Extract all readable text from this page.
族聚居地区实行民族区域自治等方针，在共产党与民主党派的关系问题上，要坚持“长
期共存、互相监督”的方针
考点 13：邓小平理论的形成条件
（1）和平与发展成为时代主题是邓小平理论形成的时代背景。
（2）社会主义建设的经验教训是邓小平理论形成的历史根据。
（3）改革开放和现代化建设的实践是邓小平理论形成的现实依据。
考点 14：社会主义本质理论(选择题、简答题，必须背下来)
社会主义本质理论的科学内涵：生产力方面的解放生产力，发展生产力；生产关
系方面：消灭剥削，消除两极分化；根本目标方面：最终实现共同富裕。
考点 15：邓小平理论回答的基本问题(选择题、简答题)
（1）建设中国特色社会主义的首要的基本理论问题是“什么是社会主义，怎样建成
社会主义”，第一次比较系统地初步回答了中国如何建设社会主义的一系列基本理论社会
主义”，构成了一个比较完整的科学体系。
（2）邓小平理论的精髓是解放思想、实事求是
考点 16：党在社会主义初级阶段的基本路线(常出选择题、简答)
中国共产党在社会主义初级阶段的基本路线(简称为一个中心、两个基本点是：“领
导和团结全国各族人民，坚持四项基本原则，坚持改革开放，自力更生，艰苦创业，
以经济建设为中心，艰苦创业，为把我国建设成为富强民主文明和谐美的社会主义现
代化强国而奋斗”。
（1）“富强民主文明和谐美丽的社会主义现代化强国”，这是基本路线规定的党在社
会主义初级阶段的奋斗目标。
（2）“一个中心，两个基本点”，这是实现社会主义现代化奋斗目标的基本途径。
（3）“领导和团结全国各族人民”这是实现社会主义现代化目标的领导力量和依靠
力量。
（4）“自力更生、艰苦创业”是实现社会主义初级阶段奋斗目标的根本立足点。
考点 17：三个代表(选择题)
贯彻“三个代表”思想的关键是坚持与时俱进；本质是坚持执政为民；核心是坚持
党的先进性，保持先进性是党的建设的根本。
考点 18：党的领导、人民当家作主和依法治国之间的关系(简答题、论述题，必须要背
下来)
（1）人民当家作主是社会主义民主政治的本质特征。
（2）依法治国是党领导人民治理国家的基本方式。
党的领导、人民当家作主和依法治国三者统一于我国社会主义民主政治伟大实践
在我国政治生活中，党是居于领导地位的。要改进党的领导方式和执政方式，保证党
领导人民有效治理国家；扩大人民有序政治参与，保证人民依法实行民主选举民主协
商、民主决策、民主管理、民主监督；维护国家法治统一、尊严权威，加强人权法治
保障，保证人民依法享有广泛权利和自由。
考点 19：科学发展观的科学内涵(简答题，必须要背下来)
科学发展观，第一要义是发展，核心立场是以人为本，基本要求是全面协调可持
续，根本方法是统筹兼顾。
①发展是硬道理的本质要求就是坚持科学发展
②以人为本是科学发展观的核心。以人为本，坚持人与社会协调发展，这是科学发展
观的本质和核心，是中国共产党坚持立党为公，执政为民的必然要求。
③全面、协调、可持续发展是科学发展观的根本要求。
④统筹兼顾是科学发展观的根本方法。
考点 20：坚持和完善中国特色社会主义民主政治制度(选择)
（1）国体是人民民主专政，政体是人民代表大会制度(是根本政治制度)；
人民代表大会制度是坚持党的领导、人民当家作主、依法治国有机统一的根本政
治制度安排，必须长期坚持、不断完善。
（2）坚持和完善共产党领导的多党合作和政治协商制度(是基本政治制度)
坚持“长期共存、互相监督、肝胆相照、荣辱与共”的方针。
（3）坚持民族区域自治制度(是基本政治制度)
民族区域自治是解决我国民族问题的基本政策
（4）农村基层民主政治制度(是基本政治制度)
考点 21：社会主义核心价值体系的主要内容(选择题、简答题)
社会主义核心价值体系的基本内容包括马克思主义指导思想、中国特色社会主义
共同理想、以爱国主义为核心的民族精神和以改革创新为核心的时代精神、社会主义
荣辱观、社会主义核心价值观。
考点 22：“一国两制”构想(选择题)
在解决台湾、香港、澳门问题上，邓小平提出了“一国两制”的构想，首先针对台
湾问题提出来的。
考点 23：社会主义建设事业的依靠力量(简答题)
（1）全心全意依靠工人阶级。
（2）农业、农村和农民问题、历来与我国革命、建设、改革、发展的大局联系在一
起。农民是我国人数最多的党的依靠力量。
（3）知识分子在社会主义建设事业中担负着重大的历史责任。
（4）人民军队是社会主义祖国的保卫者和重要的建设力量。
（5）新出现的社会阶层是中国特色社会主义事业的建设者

**WRITTEN REQUEST:** Filter the listing for the word "互相监督" and copy every line that holds it.

**THE SOLUTION:**
期共存、互相监督”的方针
坚持“长期共存、互相监督、肝胆相照、荣辱与共”的方针。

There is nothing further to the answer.